Set problem 1
According to the session description about PISA and Finnish education, who chairs the session?
Set problem 2
Carry on the session description about PISA and Finnish education from its last sentence.

Selected text

§

Speakers: Jaakko Kauko, Mari-Pauliina Vainikainen, Jenni Helakorpi, Sonja Kosunen, Oshie Nishimura-Sahi, Saija Volmari
Chairperson: Christian Lundahl
When: 00 SES 07 A / Wednesday 19 August / 15:30 - 17:00
Where: Main Auditorium | Main building A | 2 Fl.
PISA rankings spotlighted Finnish education in the early 2000s and this fame has endured even after declining results. Thrupp et al. (2023) suggest that this hype has both eclipsed existing nuanced analysis of Finnish education and highlighted “methodological nationalism” (Wimmer & Glick Schiller 2002). While many policymakers and some researchers were concerned on how to explain the PISA results, difficult questions on Finnish comprehensive school were overlooked. The embedded methodological nationalism in PISA rankings obscures contexts of learning, which would be important for research-based understanding.
In this special session, panellists discuss how the ‘Finnish success story’ narrative shaped the understandings of policymakers, researchers, and the public.

§

(Collected data)
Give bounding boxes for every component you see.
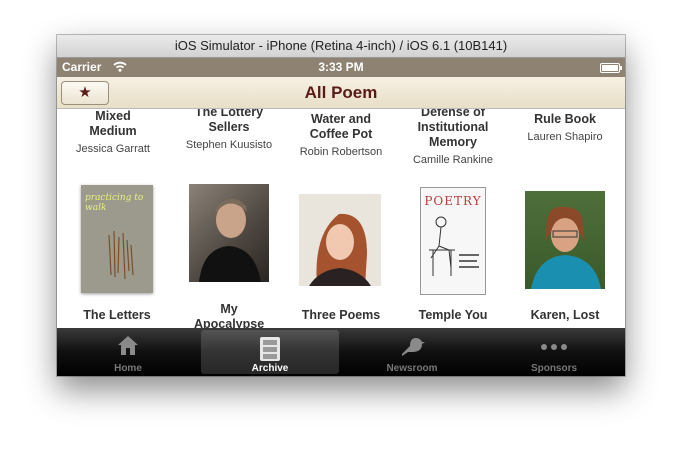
bird-icon xyxy=(398,334,426,363)
tab-newsroom[interactable]: Newsroom xyxy=(341,328,483,376)
poem-title: Three Poems xyxy=(301,308,381,322)
poem-cell[interactable]: The Letters xyxy=(61,308,173,323)
poem-cell[interactable]: Three Poems xyxy=(285,308,397,323)
favorites-button[interactable]: ★ xyxy=(61,81,109,105)
status-bar: Carrier 3:33 PM xyxy=(57,58,625,77)
poem-author: Lauren Shapiro xyxy=(527,131,603,143)
poem-title: Temple You xyxy=(418,308,488,322)
person-silhouette xyxy=(199,198,261,282)
poem-title: Karen, Lost xyxy=(530,308,600,322)
author-photo[interactable] xyxy=(299,194,381,286)
poem-title: Mixed Medium xyxy=(89,109,137,138)
poem-title: My Apocalypse xyxy=(194,302,265,328)
page-title: All Poem xyxy=(304,83,378,102)
poem-cell[interactable]: Temple You xyxy=(397,308,509,323)
tab-archive[interactable]: Archive xyxy=(201,330,339,374)
person-silhouette xyxy=(309,213,371,286)
poem-cell[interactable]: Rule Book Lauren Shapiro xyxy=(509,112,621,144)
tab-bar: Home Archive Newsroom Sponsors xyxy=(57,328,625,376)
simulator-window: iOS Simulator - iPhone (Retina 4-inch) /… xyxy=(57,35,625,376)
tab-sponsors[interactable]: Sponsors xyxy=(483,328,625,376)
status-time: 3:33 PM xyxy=(318,60,364,74)
book-cover-image[interactable]: practicing to walk xyxy=(81,185,153,293)
poem-title: Rule Book xyxy=(534,112,596,126)
tab-label: Home xyxy=(114,363,142,374)
poem-title: Water and Coffee Pot xyxy=(309,112,373,141)
poem-author: Camille Rankine xyxy=(412,154,494,166)
poem-cell[interactable]: The Lottery Sellers Stephen Kuusisto xyxy=(173,109,285,152)
window-title: iOS Simulator - iPhone (Retina 4-inch) /… xyxy=(57,35,625,58)
home-icon xyxy=(116,334,140,361)
poem-cell[interactable]: My Apocalypse xyxy=(173,302,285,328)
author-photo[interactable] xyxy=(189,184,269,282)
person-silhouette xyxy=(531,206,601,289)
more-dots-icon xyxy=(540,338,568,356)
tab-label: Archive xyxy=(251,363,289,374)
tab-home[interactable]: Home xyxy=(57,328,199,376)
tab-label: Sponsors xyxy=(530,363,578,374)
magazine-illustration xyxy=(429,216,479,276)
poem-author: Jessica Garratt xyxy=(76,143,150,155)
poem-author: Stephen Kuusisto xyxy=(185,139,273,151)
cover-art xyxy=(108,230,134,280)
poem-grid[interactable]: Mixed Medium Jessica Garratt The Lottery… xyxy=(57,109,625,328)
tab-label: Newsroom xyxy=(386,363,438,374)
poem-cell[interactable]: Defense of Institutional Memory Camille … xyxy=(397,109,509,167)
poem-author: Robin Robertson xyxy=(299,146,383,158)
magazine-cover[interactable]: POETRY xyxy=(420,187,486,295)
battery-icon xyxy=(600,63,622,73)
navigation-bar: ★ All Poem xyxy=(57,77,625,109)
author-photo[interactable] xyxy=(525,191,605,289)
poem-title: Defense of Institutional Memory xyxy=(417,109,489,149)
poem-cell[interactable]: Karen, Lost xyxy=(509,308,621,323)
poem-cell[interactable]: Mixed Medium Jessica Garratt xyxy=(57,109,169,156)
poem-title: The Letters xyxy=(83,308,151,322)
star-icon: ★ xyxy=(78,84,92,101)
poem-cell[interactable]: Water and Coffee Pot Robin Robertson xyxy=(285,112,397,159)
poem-title: The Lottery Sellers xyxy=(194,109,264,134)
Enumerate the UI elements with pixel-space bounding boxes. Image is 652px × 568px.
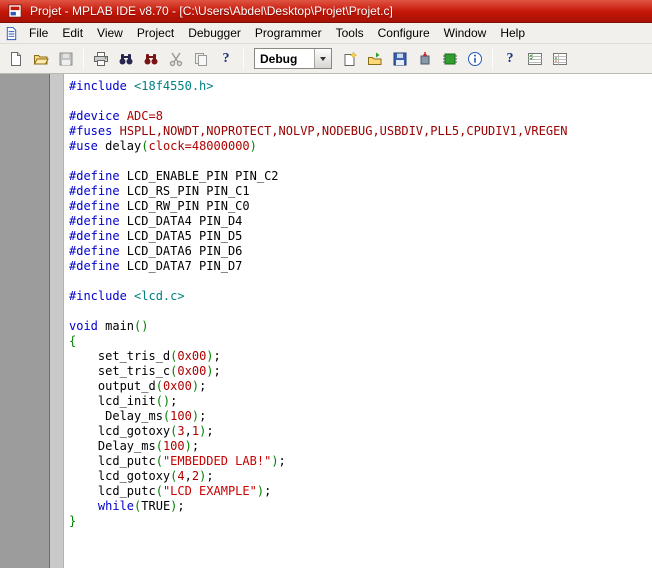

§

Output 1
Christian Lundahl

Output 2
What is the problem here? Epistemic changes in education policymaking (Kauko)
Education policy seems to be conditioned by PISA (Waldow & Steiner-Khamsi 2019) and OECD’s human-resources-driven and instrumentalist view on education (Ydesen 2019). In Finland, policies have been isolated from the PISA results (Seppänen et al. 2019; Kauko et al. 2022), but a broad epistemic change in policymaking can be seen. The question is how the views on what is considered as reliable evidence in policymaking is gradually moving towards quantitative evidence.
What can we say with this methodology? Lessons learned and unlearned from the PISA data (Vainikainen)
Besides the assessment domains, PISA collects rich questionnaire data both from students and schools. The basic results of these data are published alongside with results on student performance, but they are often overlooked in ranking-focused public debate. This presentation discusses what kind of conclusions could be drawn from the PISA data if its scientific potential was utilised more extensively – and how the results cannot be interpreted despite of the high technical quality of the data.
Why do Finnish education policies fail in addressing racism and injustice? (Helakorpi)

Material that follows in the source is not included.